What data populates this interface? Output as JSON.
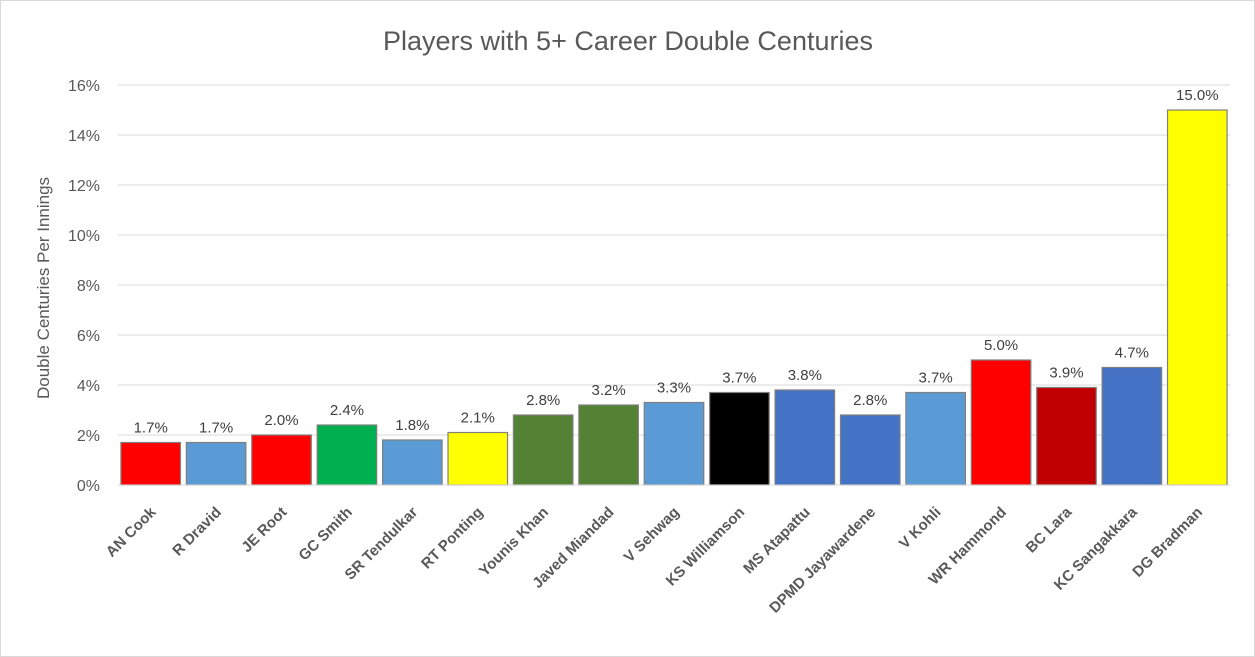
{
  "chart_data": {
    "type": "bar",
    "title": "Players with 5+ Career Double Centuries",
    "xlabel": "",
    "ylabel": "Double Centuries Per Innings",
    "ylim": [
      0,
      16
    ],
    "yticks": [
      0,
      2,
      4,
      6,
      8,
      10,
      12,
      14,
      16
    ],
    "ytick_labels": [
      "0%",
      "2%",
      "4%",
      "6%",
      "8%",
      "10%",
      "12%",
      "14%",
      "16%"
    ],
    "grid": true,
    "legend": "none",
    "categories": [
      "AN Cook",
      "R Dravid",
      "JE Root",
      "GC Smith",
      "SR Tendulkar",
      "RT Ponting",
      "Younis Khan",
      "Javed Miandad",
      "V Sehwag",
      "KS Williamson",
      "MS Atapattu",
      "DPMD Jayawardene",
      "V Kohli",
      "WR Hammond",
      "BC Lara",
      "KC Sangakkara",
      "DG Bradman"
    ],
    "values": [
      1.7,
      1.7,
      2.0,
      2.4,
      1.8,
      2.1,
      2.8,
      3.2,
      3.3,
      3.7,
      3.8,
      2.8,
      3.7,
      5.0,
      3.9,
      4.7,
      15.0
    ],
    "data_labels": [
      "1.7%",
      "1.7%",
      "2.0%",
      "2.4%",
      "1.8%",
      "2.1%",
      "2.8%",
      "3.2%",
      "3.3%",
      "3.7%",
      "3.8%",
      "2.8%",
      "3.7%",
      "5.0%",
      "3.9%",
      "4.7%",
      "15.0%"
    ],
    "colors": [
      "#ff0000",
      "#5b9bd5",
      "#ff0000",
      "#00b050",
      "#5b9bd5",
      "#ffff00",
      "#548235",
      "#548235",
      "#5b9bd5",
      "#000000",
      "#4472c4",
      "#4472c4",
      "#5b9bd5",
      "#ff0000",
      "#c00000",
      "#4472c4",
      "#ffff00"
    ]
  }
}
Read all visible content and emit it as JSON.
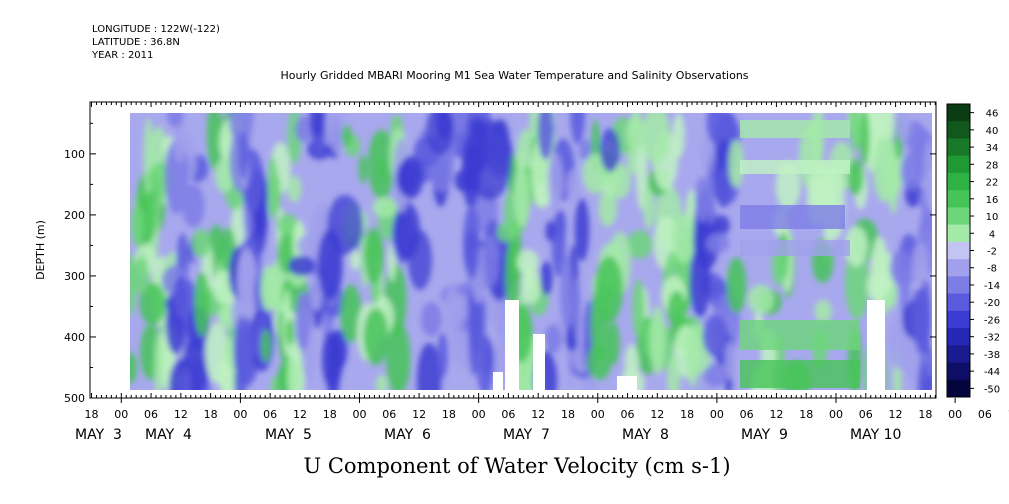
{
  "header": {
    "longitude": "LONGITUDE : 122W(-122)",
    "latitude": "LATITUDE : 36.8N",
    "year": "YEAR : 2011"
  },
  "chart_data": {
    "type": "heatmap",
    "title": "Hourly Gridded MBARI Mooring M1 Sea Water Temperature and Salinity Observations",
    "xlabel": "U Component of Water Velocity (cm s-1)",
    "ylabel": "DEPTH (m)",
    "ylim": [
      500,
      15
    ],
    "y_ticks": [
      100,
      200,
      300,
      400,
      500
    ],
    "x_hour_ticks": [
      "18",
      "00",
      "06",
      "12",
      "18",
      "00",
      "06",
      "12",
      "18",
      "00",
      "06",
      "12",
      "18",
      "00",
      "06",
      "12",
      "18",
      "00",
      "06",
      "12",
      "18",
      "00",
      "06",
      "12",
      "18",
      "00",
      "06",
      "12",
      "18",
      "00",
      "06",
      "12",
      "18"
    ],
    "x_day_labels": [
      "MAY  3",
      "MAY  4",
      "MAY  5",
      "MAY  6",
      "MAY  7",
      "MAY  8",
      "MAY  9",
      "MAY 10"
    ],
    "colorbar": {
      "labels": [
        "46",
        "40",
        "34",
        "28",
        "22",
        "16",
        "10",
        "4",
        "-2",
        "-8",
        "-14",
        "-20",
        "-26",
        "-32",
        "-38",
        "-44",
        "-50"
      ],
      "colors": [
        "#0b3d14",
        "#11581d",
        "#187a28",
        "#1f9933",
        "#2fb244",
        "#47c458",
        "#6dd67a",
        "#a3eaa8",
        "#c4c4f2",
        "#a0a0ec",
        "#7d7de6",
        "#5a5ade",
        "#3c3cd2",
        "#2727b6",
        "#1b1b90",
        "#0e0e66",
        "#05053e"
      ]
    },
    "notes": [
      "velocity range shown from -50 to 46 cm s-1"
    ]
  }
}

[TASK REQUIREMENTS] Tally every line of the listing that holds the string "Double", then give the number by itself.

[EXERCISE SOLUTION] 2